» **Task**:
List each line of the data that holds the string "Χυρετίαις".

Collected data entries:
▶
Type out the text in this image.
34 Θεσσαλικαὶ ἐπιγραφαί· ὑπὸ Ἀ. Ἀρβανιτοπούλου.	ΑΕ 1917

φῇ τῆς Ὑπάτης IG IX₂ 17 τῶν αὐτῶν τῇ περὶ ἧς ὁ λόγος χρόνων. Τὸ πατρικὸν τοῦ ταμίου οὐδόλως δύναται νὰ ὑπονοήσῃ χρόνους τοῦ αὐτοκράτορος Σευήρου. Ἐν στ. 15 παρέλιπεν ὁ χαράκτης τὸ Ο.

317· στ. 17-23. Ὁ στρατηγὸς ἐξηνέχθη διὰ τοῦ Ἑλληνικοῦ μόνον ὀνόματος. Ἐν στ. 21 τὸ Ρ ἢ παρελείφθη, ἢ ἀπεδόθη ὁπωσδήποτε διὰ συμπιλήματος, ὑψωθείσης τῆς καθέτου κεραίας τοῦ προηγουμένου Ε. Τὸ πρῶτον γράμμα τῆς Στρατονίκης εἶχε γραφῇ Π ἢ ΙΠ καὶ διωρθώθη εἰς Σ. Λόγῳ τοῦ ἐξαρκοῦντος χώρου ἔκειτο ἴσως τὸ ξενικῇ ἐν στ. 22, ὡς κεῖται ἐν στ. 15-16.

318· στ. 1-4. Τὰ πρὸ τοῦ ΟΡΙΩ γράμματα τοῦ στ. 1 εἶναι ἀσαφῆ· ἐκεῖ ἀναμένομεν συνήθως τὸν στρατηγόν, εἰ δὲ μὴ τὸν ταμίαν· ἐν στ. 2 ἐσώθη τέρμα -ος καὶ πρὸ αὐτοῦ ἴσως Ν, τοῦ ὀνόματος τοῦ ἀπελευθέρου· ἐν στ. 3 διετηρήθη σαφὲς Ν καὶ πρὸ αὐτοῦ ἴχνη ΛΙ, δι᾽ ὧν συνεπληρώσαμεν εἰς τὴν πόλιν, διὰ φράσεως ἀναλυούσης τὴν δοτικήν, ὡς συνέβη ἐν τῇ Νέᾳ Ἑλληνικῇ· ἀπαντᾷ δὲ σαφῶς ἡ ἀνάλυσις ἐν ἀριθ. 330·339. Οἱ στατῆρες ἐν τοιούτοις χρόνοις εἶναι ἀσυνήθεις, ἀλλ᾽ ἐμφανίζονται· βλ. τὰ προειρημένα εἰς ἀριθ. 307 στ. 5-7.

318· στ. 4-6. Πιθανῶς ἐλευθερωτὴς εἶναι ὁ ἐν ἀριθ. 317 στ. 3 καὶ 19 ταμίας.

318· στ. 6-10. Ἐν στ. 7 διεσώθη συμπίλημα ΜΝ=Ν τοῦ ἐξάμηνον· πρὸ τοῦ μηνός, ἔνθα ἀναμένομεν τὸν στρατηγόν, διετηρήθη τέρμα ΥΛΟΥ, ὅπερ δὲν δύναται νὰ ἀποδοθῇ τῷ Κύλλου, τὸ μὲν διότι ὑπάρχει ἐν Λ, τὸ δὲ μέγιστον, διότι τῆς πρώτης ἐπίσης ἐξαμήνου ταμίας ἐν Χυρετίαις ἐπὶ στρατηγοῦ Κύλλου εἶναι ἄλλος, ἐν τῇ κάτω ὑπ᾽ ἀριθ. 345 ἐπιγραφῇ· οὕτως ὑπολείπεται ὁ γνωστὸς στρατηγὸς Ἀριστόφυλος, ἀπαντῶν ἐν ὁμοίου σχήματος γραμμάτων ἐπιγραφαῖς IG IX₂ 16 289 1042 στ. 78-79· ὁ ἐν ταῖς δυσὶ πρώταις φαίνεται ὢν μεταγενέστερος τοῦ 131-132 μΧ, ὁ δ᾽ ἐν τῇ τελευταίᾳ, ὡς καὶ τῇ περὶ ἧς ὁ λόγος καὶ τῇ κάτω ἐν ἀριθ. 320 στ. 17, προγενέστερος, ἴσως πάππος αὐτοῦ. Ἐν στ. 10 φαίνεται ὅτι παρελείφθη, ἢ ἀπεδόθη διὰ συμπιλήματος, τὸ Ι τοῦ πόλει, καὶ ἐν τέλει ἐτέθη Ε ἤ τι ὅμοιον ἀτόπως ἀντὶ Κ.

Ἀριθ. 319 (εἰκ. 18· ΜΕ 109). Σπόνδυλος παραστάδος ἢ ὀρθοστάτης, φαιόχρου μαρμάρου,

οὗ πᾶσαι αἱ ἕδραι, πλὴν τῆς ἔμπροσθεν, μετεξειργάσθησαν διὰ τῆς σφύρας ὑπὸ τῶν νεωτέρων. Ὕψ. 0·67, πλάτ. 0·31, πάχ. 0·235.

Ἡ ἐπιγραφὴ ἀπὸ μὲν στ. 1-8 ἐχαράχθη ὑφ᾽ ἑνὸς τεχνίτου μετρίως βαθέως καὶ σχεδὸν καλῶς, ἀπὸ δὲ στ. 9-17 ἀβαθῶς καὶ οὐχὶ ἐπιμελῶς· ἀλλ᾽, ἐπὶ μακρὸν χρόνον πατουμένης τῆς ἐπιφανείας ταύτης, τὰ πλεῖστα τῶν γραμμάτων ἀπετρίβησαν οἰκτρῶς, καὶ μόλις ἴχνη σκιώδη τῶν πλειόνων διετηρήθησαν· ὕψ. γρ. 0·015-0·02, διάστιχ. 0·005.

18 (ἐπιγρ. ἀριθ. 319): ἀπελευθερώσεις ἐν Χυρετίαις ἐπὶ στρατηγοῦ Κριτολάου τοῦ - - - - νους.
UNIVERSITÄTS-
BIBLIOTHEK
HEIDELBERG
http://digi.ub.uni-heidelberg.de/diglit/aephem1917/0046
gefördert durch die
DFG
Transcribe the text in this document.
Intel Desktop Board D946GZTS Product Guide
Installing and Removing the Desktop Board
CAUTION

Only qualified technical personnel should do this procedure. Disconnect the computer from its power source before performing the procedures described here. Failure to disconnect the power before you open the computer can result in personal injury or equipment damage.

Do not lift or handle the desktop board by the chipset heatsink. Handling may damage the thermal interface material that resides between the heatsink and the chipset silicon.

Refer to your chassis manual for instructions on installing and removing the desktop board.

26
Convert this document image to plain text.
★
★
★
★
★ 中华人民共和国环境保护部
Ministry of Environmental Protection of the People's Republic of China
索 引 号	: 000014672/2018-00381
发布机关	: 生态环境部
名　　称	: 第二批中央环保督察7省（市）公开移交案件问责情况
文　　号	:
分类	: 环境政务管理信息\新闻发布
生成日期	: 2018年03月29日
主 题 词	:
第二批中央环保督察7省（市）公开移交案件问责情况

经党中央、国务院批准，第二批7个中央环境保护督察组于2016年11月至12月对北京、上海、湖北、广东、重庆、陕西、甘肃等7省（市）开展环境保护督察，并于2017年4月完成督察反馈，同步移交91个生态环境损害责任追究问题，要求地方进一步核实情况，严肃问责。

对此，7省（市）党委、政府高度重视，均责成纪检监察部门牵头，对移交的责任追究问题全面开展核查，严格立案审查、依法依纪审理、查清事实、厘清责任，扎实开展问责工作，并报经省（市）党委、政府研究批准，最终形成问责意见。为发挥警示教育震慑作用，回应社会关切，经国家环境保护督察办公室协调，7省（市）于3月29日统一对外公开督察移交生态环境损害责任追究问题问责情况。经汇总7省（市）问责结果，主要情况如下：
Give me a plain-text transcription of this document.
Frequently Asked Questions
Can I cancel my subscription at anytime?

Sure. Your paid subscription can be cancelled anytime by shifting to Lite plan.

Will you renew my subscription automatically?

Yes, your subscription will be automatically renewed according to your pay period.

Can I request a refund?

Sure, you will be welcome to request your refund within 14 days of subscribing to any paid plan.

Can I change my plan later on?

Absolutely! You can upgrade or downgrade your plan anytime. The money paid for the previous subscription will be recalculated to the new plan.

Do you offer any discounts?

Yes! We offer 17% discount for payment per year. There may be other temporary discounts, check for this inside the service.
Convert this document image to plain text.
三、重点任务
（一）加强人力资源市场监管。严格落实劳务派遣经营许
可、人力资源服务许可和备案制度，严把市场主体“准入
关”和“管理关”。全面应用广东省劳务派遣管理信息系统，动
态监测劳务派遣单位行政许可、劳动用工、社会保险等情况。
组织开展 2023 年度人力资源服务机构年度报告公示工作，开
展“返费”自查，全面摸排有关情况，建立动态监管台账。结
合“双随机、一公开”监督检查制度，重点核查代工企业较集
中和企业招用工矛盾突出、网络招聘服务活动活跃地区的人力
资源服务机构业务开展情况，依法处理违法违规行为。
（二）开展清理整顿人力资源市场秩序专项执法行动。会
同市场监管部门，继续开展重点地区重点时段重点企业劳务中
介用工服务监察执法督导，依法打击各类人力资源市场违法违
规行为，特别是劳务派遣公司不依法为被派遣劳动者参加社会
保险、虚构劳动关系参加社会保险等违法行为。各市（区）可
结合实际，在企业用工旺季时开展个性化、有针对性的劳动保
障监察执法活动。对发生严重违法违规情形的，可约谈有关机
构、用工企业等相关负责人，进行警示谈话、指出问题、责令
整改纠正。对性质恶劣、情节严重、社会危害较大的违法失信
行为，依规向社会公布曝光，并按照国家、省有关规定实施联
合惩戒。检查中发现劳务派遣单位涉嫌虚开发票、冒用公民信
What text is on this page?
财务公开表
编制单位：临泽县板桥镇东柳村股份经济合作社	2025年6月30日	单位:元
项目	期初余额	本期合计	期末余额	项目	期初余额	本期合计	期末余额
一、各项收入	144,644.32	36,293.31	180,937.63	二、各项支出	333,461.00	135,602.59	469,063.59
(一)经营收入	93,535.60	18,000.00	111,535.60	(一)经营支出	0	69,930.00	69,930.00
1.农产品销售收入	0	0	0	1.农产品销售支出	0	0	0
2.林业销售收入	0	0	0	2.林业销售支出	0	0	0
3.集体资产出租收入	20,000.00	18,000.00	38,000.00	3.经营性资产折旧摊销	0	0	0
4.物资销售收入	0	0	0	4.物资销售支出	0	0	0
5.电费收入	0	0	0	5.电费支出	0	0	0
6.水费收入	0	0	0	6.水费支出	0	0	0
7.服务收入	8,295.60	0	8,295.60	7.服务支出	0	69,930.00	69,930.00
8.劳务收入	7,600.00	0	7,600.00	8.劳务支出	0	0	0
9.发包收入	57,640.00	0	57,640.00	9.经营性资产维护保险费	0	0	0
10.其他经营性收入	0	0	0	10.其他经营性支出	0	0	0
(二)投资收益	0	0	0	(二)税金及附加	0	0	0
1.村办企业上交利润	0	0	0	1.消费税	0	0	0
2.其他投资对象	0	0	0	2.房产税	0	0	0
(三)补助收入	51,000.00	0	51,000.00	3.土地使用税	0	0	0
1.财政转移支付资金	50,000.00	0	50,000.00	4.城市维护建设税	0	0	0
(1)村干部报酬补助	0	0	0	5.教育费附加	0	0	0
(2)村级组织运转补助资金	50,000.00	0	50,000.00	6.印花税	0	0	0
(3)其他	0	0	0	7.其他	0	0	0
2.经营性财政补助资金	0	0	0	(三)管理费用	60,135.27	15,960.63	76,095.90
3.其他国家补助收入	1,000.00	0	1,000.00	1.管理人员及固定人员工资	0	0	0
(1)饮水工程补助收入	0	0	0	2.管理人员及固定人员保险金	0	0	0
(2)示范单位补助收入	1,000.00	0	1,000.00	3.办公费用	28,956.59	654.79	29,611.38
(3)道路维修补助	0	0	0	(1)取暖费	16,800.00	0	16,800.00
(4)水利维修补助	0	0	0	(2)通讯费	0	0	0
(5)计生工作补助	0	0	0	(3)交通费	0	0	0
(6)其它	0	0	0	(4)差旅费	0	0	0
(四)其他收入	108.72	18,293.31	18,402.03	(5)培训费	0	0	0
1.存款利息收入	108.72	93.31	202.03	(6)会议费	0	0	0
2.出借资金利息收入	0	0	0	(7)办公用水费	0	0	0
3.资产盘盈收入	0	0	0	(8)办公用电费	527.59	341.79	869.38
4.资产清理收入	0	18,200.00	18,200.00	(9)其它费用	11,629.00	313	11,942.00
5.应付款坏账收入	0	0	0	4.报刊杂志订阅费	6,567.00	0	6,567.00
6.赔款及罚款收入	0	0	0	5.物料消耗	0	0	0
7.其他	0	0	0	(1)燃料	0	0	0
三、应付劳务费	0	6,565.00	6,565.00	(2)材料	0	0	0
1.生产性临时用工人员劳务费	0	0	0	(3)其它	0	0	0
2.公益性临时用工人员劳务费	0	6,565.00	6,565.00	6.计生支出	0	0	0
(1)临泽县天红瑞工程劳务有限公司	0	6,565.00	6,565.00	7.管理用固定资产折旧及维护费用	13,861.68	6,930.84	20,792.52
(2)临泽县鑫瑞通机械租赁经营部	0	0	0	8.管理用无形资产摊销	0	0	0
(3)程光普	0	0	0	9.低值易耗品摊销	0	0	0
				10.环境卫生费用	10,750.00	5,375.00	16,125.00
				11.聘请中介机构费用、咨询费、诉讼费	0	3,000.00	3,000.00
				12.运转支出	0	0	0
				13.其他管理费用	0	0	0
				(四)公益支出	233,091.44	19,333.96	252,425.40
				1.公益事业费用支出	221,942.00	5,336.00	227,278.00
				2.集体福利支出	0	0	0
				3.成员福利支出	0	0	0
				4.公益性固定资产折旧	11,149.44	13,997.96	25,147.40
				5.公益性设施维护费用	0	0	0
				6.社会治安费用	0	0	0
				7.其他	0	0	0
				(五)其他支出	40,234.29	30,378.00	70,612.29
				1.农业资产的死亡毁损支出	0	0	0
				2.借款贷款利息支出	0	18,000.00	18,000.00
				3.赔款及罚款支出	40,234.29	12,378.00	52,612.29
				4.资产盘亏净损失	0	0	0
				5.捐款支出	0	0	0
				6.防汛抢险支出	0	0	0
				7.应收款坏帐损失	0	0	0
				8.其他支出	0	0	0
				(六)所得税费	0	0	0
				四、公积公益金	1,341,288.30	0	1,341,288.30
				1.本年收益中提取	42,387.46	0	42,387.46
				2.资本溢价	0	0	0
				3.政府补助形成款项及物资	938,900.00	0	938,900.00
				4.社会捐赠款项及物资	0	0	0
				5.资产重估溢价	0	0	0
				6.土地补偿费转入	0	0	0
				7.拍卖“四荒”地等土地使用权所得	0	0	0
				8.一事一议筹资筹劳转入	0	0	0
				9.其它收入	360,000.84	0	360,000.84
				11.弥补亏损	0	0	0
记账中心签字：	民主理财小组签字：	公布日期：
◀
» **Response for this exercise**:
318· στ. 6-10. Ἐν στ. 7 διεσώθη συμπίλημα ΜΝ=Ν τοῦ ἐξάμηνον· πρὸ τοῦ μηνός, ἔνθα ἀναμένομεν τὸν στρατηγόν, διετηρήθη τέρμα ΥΛΟΥ, ὅπερ δὲν δύναται νὰ ἀποδοθῇ τῷ Κύλλου, τὸ μὲν διότι ὑπάρχει ἐν Λ, τὸ δὲ μέγιστον, διότι τῆς πρώτης ἐπίσης ἐξαμήνου ταμίας ἐν Χυρετίαις ἐπὶ στρατηγοῦ Κύλλου εἶναι ἄλλος, ἐν τῇ κάτω ὑπ᾽ ἀριθ. 345 ἐπιγραφῇ· οὕτως ὑπολείπεται ὁ γνωστὸς στρατηγὸς Ἀριστόφυλος, ἀπαντῶν ἐν ὁμοίου σχήματος γραμμάτων ἐπιγραφαῖς IG IX₂ 16 289 1042 στ. 78-79· ὁ ἐν ταῖς δυσὶ πρώταις φαίνεται ὢν μεταγενέστερος τοῦ 131-132 μΧ, ὁ δ᾽ ἐν τῇ τελευταίᾳ, ὡς καὶ τῇ περὶ ἧς ὁ λόγος καὶ τῇ κάτω ἐν ἀριθ. 320 στ. 17, προγενέστερος, ἴσως πάππος αὐτοῦ. Ἐν στ. 10 φαίνεται ὅτι παρελείφθη, ἢ ἀπεδόθη διὰ συμπιλήματος, τὸ Ι τοῦ πόλει, καὶ ἐν τέλει ἐτέθη Ε ἤ τι ὅμοιον ἀτόπως ἀντὶ Κ.
18 (ἐπιγρ. ἀριθ. 319): ἀπελευθερώσεις ἐν Χυρετίαις ἐπὶ στρατηγοῦ Κριτολάου τοῦ - - - - νους.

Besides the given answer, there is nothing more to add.